* Begin *

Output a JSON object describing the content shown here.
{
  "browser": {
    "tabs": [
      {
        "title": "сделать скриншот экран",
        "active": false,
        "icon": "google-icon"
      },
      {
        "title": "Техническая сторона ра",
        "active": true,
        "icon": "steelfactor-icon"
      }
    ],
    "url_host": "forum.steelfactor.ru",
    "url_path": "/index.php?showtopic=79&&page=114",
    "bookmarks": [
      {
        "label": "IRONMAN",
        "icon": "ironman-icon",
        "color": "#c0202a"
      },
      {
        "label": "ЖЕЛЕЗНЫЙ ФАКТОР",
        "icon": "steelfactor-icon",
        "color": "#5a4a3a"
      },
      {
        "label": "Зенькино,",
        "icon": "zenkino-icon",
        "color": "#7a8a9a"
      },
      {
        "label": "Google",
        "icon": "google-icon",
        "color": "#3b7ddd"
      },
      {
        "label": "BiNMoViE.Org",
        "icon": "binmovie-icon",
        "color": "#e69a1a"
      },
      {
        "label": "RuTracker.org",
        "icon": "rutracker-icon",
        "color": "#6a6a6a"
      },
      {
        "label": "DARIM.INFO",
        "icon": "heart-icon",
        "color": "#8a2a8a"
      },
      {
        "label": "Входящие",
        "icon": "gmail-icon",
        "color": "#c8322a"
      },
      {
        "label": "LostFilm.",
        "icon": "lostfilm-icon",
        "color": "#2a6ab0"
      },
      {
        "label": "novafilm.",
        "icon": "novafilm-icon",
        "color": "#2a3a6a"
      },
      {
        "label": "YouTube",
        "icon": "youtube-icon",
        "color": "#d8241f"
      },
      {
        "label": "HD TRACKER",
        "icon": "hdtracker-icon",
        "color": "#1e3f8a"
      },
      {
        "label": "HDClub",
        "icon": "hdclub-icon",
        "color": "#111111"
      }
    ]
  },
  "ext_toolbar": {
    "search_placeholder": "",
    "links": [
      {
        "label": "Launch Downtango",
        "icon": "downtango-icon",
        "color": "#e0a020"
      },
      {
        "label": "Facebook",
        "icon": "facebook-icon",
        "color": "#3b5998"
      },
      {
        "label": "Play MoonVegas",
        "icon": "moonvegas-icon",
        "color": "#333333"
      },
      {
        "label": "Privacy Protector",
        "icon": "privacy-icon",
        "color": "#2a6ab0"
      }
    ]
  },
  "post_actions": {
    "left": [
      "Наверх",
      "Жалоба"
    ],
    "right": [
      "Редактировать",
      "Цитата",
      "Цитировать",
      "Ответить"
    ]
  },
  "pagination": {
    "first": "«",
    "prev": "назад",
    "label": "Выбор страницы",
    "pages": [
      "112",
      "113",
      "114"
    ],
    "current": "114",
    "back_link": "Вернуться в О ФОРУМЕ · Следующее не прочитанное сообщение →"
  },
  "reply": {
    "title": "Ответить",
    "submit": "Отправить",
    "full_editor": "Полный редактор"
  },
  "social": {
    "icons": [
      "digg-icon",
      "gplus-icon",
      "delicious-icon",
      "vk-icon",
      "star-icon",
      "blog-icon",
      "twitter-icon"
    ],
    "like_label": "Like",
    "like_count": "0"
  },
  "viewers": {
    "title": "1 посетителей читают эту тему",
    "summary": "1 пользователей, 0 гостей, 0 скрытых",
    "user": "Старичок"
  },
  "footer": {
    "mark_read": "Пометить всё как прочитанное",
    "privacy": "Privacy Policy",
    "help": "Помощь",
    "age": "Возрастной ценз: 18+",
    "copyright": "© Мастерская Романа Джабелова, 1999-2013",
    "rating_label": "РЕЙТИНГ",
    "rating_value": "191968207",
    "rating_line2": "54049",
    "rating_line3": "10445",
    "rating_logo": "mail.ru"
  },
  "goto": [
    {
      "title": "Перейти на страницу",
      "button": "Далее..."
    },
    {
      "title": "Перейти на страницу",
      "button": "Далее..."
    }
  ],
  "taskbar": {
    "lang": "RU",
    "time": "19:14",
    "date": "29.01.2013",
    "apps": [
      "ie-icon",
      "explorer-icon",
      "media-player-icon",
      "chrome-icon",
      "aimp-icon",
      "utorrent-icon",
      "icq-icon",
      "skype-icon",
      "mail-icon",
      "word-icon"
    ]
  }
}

* End *

**What you have to do:** Extract all the entries word for word.

**Task solution:**
Output a JSON object describing the content shown here.
{
  "browser": {
    "tabs": [
      {
        "title": "сделать скриншот экран",
        "active": false,
        "icon": "google-icon"
      },
      {
        "title": "Техническая сторона ра",
        "active": true,
        "icon": "steelfactor-icon"
      }
    ],
    "url_host": "forum.steelfactor.ru",
    "url_path": "/index.php?showtopic=79&&page=114",
    "bookmarks": [
      {
        "label": "IRONMAN",
        "icon": "ironman-icon",
        "color": "#c0202a"
      },
      {
        "label": "ЖЕЛЕЗНЫЙ ФАКТОР",
        "icon": "steelfactor-icon",
        "color": "#5a4a3a"
      },
      {
        "label": "Зенькино,",
        "icon": "zenkino-icon",
        "color": "#7a8a9a"
      },
      {
        "label": "Google",
        "icon": "google-icon",
        "color": "#3b7ddd"
      },
      {
        "label": "BiNMoViE.Org",
        "icon": "binmovie-icon",
        "color": "#e69a1a"
      },
      {
        "label": "RuTracker.org",
        "icon": "rutracker-icon",
        "color": "#6a6a6a"
      },
      {
        "label": "DARIM.INFO",
        "icon": "heart-icon",
        "color": "#8a2a8a"
      },
      {
        "label": "Входящие",
        "icon": "gmail-icon",
        "color": "#c8322a"
      },
      {
        "label": "LostFilm.",
        "icon": "lostfilm-icon",
        "color": "#2a6ab0"
      },
      {
        "label": "novafilm.",
        "icon": "novafilm-icon",
        "color": "#2a3a6a"
      },
      {
        "label": "YouTube",
        "icon": "youtube-icon",
        "color": "#d8241f"
      },
      {
        "label": "HD TRACKER",
        "icon": "hdtracker-icon",
        "color": "#1e3f8a"
      },
      {
        "label": "HDClub",
        "icon": "hdclub-icon",
        "color": "#111111"
      }
    ]
  },
  "ext_toolbar": {
    "search_placeholder": "",
    "links": [
      {
        "label": "Launch Downtango",
        "icon": "downtango-icon",
        "color": "#e0a020"
      },
      {
        "label": "Facebook",
        "icon": "facebook-icon",
        "color": "#3b5998"
      },
      {
        "label": "Play MoonVegas",
        "icon": "moonvegas-icon",
        "color": "#333333"
      },
      {
        "label": "Privacy Protector",
        "icon": "privacy-icon",
        "color": "#2a6ab0"
      }
    ]
  },
  "post_actions": {
    "left": [
      "Наверх",
      "Жалоба"
    ],
    "right": [
      "Редактировать",
      "Цитата",
      "Цитировать",
      "Ответить"
    ]
  },
  "pagination": {
    "first": "«",
    "prev": "назад",
    "label": "Выбор страницы",
    "pages": [
      "112",
      "113",
      "114"
    ],
    "current": "114",
    "back_link": "Вернуться в О ФОРУМЕ · Следующее не прочитанное сообщение →"
  },
  "reply": {
    "title": "Ответить",
    "submit": "Отправить",
    "full_editor": "Полный редактор"
  },
  "social": {
    "icons": [
      "digg-icon",
      "gplus-icon",
      "delicious-icon",
      "vk-icon",
      "star-icon",
      "blog-icon",
      "twitter-icon"
    ],
    "like_label": "Like",
    "like_count": "0"
  },
  "viewers": {
    "title": "1 посетителей читают эту тему",
    "summary": "1 пользователей, 0 гостей, 0 скрытых",
    "user": "Старичок"
  },
  "footer": {
    "mark_read": "Пометить всё как прочитанное",
    "privacy": "Privacy Policy",
    "help": "Помощь",
    "age": "Возрастной ценз: 18+",
    "copyright": "© Мастерская Романа Джабелова, 1999-2013",
    "rating_label": "РЕЙТИНГ",
    "rating_value": "191968207",
    "rating_line2": "54049",
    "rating_line3": "10445",
    "rating_logo": "mail.ru"
  },
  "goto": [
    {
      "title": "Перейти на страницу",
      "button": "Далее..."
    },
    {
      "title": "Перейти на страницу",
      "button": "Далее..."
    }
  ],
  "taskbar": {
    "lang": "RU",
    "time": "19:14",
    "date": "29.01.2013",
    "apps": [
      "ie-icon",
      "explorer-icon",
      "media-player-icon",
      "chrome-icon",
      "aimp-icon",
      "utorrent-icon",
      "icq-icon",
      "skype-icon",
      "mail-icon",
      "word-icon"
    ]
  }
}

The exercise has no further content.